Reproduce the data below in full and exclude every picture.

─── Extracted material

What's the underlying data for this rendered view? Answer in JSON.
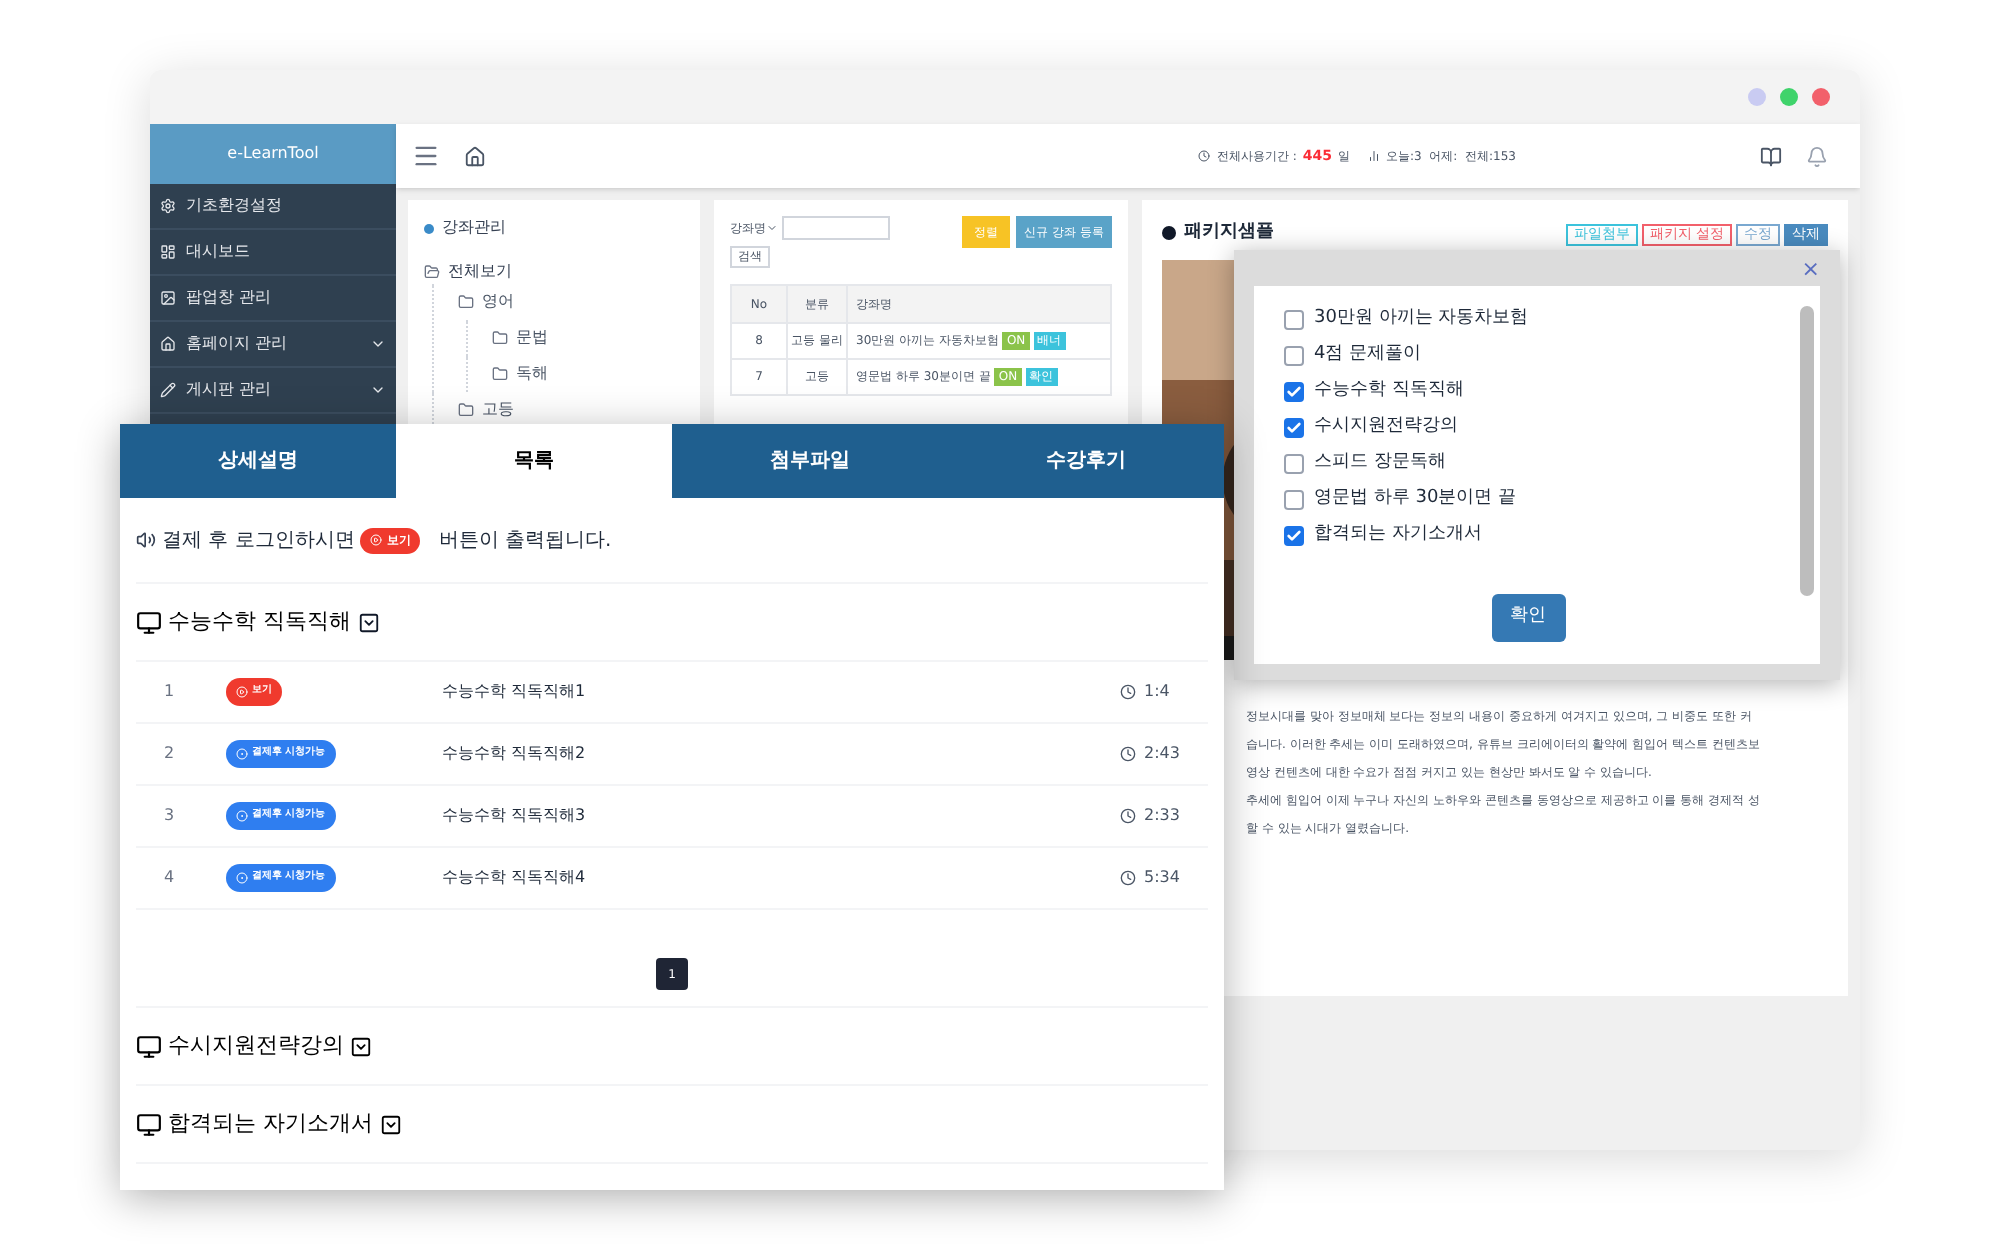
{
  "window": {
    "controls": [
      {
        "color": "#c9cbf2"
      },
      {
        "color": "#3fd36b"
      },
      {
        "color": "#f2606b"
      }
    ]
  },
  "sidebar": {
    "brand": "e-LearnTool",
    "items": [
      {
        "label": "기초환경설정",
        "expandable": false
      },
      {
        "label": "대시보드",
        "expandable": false
      },
      {
        "label": "팝업창 관리",
        "expandable": false
      },
      {
        "label": "홈페이지 관리",
        "expandable": true
      },
      {
        "label": "게시판 관리",
        "expandable": true
      }
    ]
  },
  "topbar": {
    "period_label": "전체사용기간 :",
    "period_value": "445",
    "period_unit": "일",
    "visits": "오늘:3  어제:  전체:153"
  },
  "tree": {
    "title": "강좌관리",
    "root": "전체보기",
    "nodes": [
      {
        "label": "영어",
        "children": [
          {
            "label": "문법"
          },
          {
            "label": "독해"
          }
        ]
      },
      {
        "label": "고등"
      }
    ]
  },
  "course_list": {
    "filter": "강좌명",
    "search_button": "검색",
    "sort_button": "정렬",
    "add_button": "신규 강좌 등록",
    "columns": [
      "No",
      "분류",
      "강좌명"
    ],
    "rows": [
      {
        "no": "8",
        "category": "고등 물리",
        "title": "30만원 아끼는 자동차보험",
        "tags": [
          {
            "text": "ON",
            "color": "#8bc34a"
          },
          {
            "text": "배너",
            "color": "#3cc3dc"
          }
        ]
      },
      {
        "no": "7",
        "category": "고등",
        "title": "영문법 하루 30분이면 끝",
        "tags": [
          {
            "text": "ON",
            "color": "#8bc34a"
          },
          {
            "text": "확인",
            "color": "#3cc3dc"
          }
        ]
      }
    ]
  },
  "package": {
    "title": "패키지샘플",
    "buttons": [
      {
        "label": "파일첨부",
        "color": "#3cc3dc",
        "kind": "outline"
      },
      {
        "label": "패키지 설정",
        "color": "#f2606b",
        "kind": "outline"
      },
      {
        "label": "수정",
        "color": "#7aa8d0",
        "kind": "outline"
      },
      {
        "label": "삭제",
        "color": "#4a8bbf",
        "kind": "solid"
      }
    ],
    "paragraph_lines": [
      "정보시대를 맞아 정보매체 보다는 정보의 내용이 중요하게 여겨지고 있으며, 그 비중도 또한 커",
      "습니다. 이러한 추세는 이미 도래하였으며, 유튜브 크리에이터의 활약에 힘입어 텍스트 컨텐츠보",
      "영상 컨텐츠에 대한 수요가 점점 커지고 있는 현상만 봐서도 알 수 있습니다.",
      "추세에 힘입어 이제 누구나 자신의 노하우와 콘텐츠를 동영상으로 제공하고 이를 통해 경제적 성",
      "할 수 있는 시대가 열렸습니다."
    ]
  },
  "modal": {
    "close": "×",
    "items": [
      {
        "label": "30만원 아끼는 자동차보험",
        "checked": false
      },
      {
        "label": "4점 문제풀이",
        "checked": false
      },
      {
        "label": "수능수학 직독직해",
        "checked": true
      },
      {
        "label": "수시지원전략강의",
        "checked": true
      },
      {
        "label": "스피드 장문독해",
        "checked": false
      },
      {
        "label": "영문법 하루 30분이면 끝",
        "checked": false
      },
      {
        "label": "합격되는 자기소개서",
        "checked": true
      }
    ],
    "confirm": "확인"
  },
  "detail": {
    "tabs": [
      {
        "label": "상세설명",
        "selected": false
      },
      {
        "label": "목록",
        "selected": true
      },
      {
        "label": "첨부파일",
        "selected": false
      },
      {
        "label": "수강후기",
        "selected": false
      }
    ],
    "notice": {
      "before": "결제 후 로그인하시면",
      "badge": "보기",
      "after": "버튼이 출력됩니다."
    },
    "sections": [
      {
        "title": "수능수학 직독직해",
        "expanded": true,
        "lessons": [
          {
            "no": "1",
            "kind": "free",
            "badge": "보기",
            "title": "수능수학 직독직해1",
            "duration": "1:4"
          },
          {
            "no": "2",
            "kind": "locked",
            "badge": "결제후 시청가능",
            "title": "수능수학 직독직해2",
            "duration": "2:43"
          },
          {
            "no": "3",
            "kind": "locked",
            "badge": "결제후 시청가능",
            "title": "수능수학 직독직해3",
            "duration": "2:33"
          },
          {
            "no": "4",
            "kind": "locked",
            "badge": "결제후 시청가능",
            "title": "수능수학 직독직해4",
            "duration": "5:34"
          }
        ],
        "pages": [
          {
            "label": "1",
            "selected": true
          }
        ]
      },
      {
        "title": "수시지원전략강의",
        "expanded": false
      },
      {
        "title": "합격되는 자기소개서",
        "expanded": false
      }
    ]
  }
}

──────

The reply:
What's the underlying data for this rendered view? Answer in JSON.
{
  "window": {
    "controls": [
      {
        "color": "#c9cbf2"
      },
      {
        "color": "#3fd36b"
      },
      {
        "color": "#f2606b"
      }
    ]
  },
  "sidebar": {
    "brand": "e-LearnTool",
    "items": [
      {
        "label": "기초환경설정",
        "expandable": false
      },
      {
        "label": "대시보드",
        "expandable": false
      },
      {
        "label": "팝업창 관리",
        "expandable": false
      },
      {
        "label": "홈페이지 관리",
        "expandable": true
      },
      {
        "label": "게시판 관리",
        "expandable": true
      }
    ]
  },
  "topbar": {
    "period_label": "전체사용기간 :",
    "period_value": "445",
    "period_unit": "일",
    "visits": "오늘:3  어제:  전체:153"
  },
  "tree": {
    "title": "강좌관리",
    "root": "전체보기",
    "nodes": [
      {
        "label": "영어",
        "children": [
          {
            "label": "문법"
          },
          {
            "label": "독해"
          }
        ]
      },
      {
        "label": "고등"
      }
    ]
  },
  "course_list": {
    "filter": "강좌명",
    "search_button": "검색",
    "sort_button": "정렬",
    "add_button": "신규 강좌 등록",
    "columns": [
      "No",
      "분류",
      "강좌명"
    ],
    "rows": [
      {
        "no": "8",
        "category": "고등 물리",
        "title": "30만원 아끼는 자동차보험",
        "tags": [
          {
            "text": "ON",
            "color": "#8bc34a"
          },
          {
            "text": "배너",
            "color": "#3cc3dc"
          }
        ]
      },
      {
        "no": "7",
        "category": "고등",
        "title": "영문법 하루 30분이면 끝",
        "tags": [
          {
            "text": "ON",
            "color": "#8bc34a"
          },
          {
            "text": "확인",
            "color": "#3cc3dc"
          }
        ]
      }
    ]
  },
  "package": {
    "title": "패키지샘플",
    "buttons": [
      {
        "label": "파일첨부",
        "color": "#3cc3dc",
        "kind": "outline"
      },
      {
        "label": "패키지 설정",
        "color": "#f2606b",
        "kind": "outline"
      },
      {
        "label": "수정",
        "color": "#7aa8d0",
        "kind": "outline"
      },
      {
        "label": "삭제",
        "color": "#4a8bbf",
        "kind": "solid"
      }
    ],
    "paragraph_lines": [
      "정보시대를 맞아 정보매체 보다는 정보의 내용이 중요하게 여겨지고 있으며, 그 비중도 또한 커",
      "습니다. 이러한 추세는 이미 도래하였으며, 유튜브 크리에이터의 활약에 힘입어 텍스트 컨텐츠보",
      "영상 컨텐츠에 대한 수요가 점점 커지고 있는 현상만 봐서도 알 수 있습니다.",
      "추세에 힘입어 이제 누구나 자신의 노하우와 콘텐츠를 동영상으로 제공하고 이를 통해 경제적 성",
      "할 수 있는 시대가 열렸습니다."
    ]
  },
  "modal": {
    "close": "×",
    "items": [
      {
        "label": "30만원 아끼는 자동차보험",
        "checked": false
      },
      {
        "label": "4점 문제풀이",
        "checked": false
      },
      {
        "label": "수능수학 직독직해",
        "checked": true
      },
      {
        "label": "수시지원전략강의",
        "checked": true
      },
      {
        "label": "스피드 장문독해",
        "checked": false
      },
      {
        "label": "영문법 하루 30분이면 끝",
        "checked": false
      },
      {
        "label": "합격되는 자기소개서",
        "checked": true
      }
    ],
    "confirm": "확인"
  },
  "detail": {
    "tabs": [
      {
        "label": "상세설명",
        "selected": false
      },
      {
        "label": "목록",
        "selected": true
      },
      {
        "label": "첨부파일",
        "selected": false
      },
      {
        "label": "수강후기",
        "selected": false
      }
    ],
    "notice": {
      "before": "결제 후 로그인하시면",
      "badge": "보기",
      "after": "버튼이 출력됩니다."
    },
    "sections": [
      {
        "title": "수능수학 직독직해",
        "expanded": true,
        "lessons": [
          {
            "no": "1",
            "kind": "free",
            "badge": "보기",
            "title": "수능수학 직독직해1",
            "duration": "1:4"
          },
          {
            "no": "2",
            "kind": "locked",
            "badge": "결제후 시청가능",
            "title": "수능수학 직독직해2",
            "duration": "2:43"
          },
          {
            "no": "3",
            "kind": "locked",
            "badge": "결제후 시청가능",
            "title": "수능수학 직독직해3",
            "duration": "2:33"
          },
          {
            "no": "4",
            "kind": "locked",
            "badge": "결제후 시청가능",
            "title": "수능수학 직독직해4",
            "duration": "5:34"
          }
        ],
        "pages": [
          {
            "label": "1",
            "selected": true
          }
        ]
      },
      {
        "title": "수시지원전략강의",
        "expanded": false
      },
      {
        "title": "합격되는 자기소개서",
        "expanded": false
      }
    ]
  }
}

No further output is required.